**Exercise prompt:**
Every line that includes the word "अवसर" is to be listed.

**Task material:**
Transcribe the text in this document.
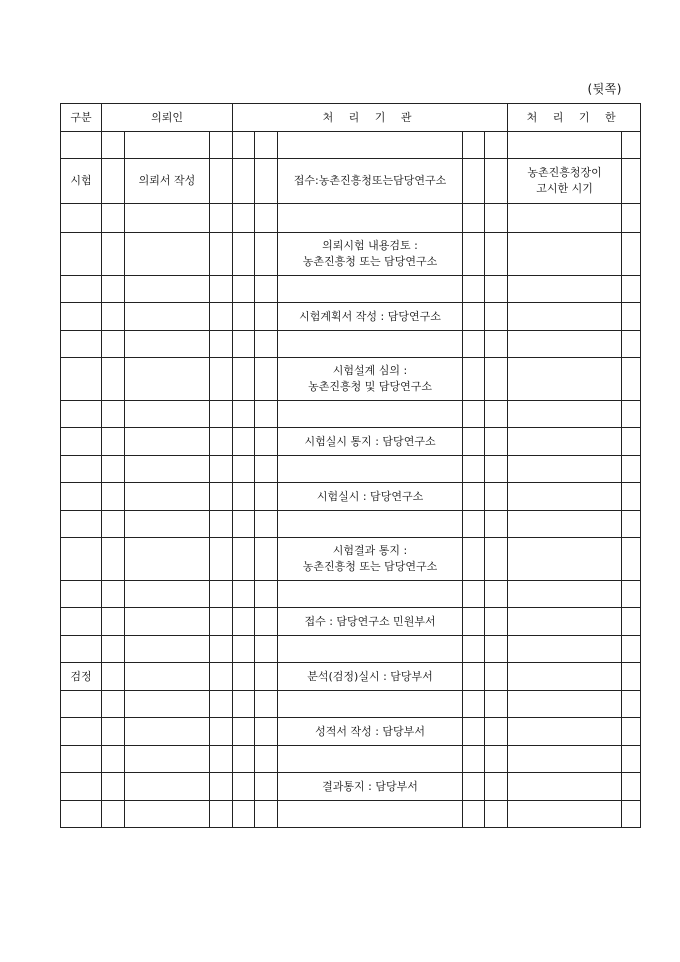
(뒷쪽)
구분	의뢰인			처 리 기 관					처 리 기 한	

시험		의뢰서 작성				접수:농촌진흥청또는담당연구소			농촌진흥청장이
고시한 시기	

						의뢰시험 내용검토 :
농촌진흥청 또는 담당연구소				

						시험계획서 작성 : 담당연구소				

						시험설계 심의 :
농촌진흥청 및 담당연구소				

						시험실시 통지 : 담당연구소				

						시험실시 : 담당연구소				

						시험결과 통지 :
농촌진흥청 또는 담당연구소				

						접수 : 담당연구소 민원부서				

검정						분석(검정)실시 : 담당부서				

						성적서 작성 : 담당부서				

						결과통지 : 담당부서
---
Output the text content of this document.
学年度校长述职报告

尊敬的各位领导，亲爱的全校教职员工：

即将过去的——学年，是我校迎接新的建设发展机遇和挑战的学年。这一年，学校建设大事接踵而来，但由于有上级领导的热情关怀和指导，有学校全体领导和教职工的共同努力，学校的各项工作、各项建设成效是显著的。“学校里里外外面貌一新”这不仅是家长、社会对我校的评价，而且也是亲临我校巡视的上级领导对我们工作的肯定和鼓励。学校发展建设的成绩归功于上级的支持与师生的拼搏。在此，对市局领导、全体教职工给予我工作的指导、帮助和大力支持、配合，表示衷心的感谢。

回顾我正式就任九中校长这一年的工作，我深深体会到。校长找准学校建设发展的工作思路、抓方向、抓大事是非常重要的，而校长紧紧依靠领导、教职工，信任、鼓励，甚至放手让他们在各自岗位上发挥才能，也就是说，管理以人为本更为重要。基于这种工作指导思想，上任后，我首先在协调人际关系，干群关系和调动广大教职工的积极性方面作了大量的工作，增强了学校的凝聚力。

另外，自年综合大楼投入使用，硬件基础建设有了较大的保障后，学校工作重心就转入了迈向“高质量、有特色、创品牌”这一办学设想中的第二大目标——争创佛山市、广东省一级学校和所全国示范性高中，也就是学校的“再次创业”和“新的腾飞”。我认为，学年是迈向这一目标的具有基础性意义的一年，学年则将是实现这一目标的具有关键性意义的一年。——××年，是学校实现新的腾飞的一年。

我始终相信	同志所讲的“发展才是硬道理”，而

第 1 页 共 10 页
==
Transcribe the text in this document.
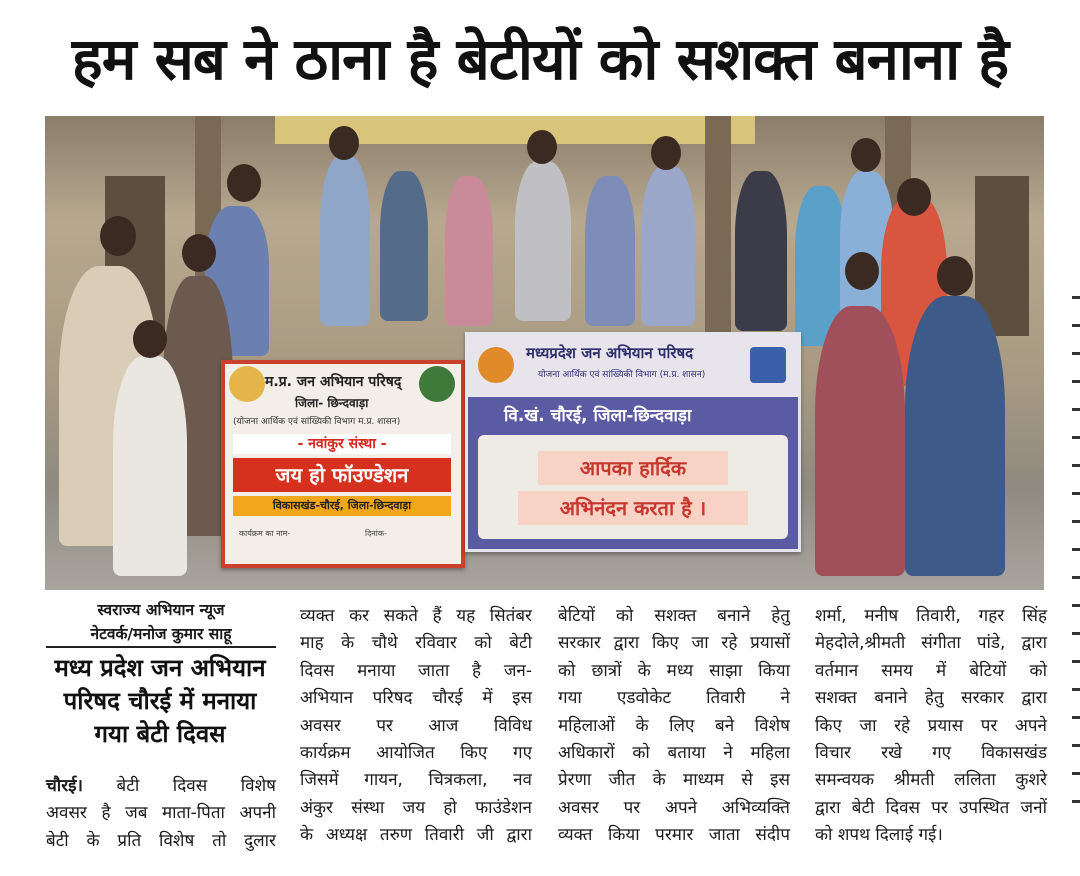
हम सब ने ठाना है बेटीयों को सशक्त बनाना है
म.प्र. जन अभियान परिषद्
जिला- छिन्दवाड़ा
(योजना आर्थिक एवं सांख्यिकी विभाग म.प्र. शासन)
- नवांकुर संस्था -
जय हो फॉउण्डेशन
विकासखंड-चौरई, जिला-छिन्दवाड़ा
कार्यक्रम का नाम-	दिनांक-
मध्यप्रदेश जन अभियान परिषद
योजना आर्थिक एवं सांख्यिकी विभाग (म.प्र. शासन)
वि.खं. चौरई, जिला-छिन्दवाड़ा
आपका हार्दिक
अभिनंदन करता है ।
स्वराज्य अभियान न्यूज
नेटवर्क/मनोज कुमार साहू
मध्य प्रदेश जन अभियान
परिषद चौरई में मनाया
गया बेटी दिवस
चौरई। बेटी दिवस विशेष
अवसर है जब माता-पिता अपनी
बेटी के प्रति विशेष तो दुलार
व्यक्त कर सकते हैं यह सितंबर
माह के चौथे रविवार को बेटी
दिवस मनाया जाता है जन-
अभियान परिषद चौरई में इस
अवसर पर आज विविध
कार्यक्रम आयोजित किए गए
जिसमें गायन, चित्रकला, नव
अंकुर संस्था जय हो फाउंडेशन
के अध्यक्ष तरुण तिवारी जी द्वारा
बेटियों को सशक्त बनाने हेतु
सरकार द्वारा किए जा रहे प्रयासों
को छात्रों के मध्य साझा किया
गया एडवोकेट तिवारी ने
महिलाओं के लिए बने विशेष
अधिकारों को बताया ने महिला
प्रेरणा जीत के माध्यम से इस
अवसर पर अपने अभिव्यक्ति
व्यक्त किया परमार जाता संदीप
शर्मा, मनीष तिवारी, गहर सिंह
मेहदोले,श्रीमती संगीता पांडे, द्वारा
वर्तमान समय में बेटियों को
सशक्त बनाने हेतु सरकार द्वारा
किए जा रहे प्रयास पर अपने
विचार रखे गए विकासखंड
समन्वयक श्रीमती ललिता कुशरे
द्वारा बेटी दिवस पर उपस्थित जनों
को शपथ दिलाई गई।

**The reply:**
अवसर है जब माता-पिता अपनी
अवसर पर आज विविध
अवसर पर अपने अभिव्यक्ति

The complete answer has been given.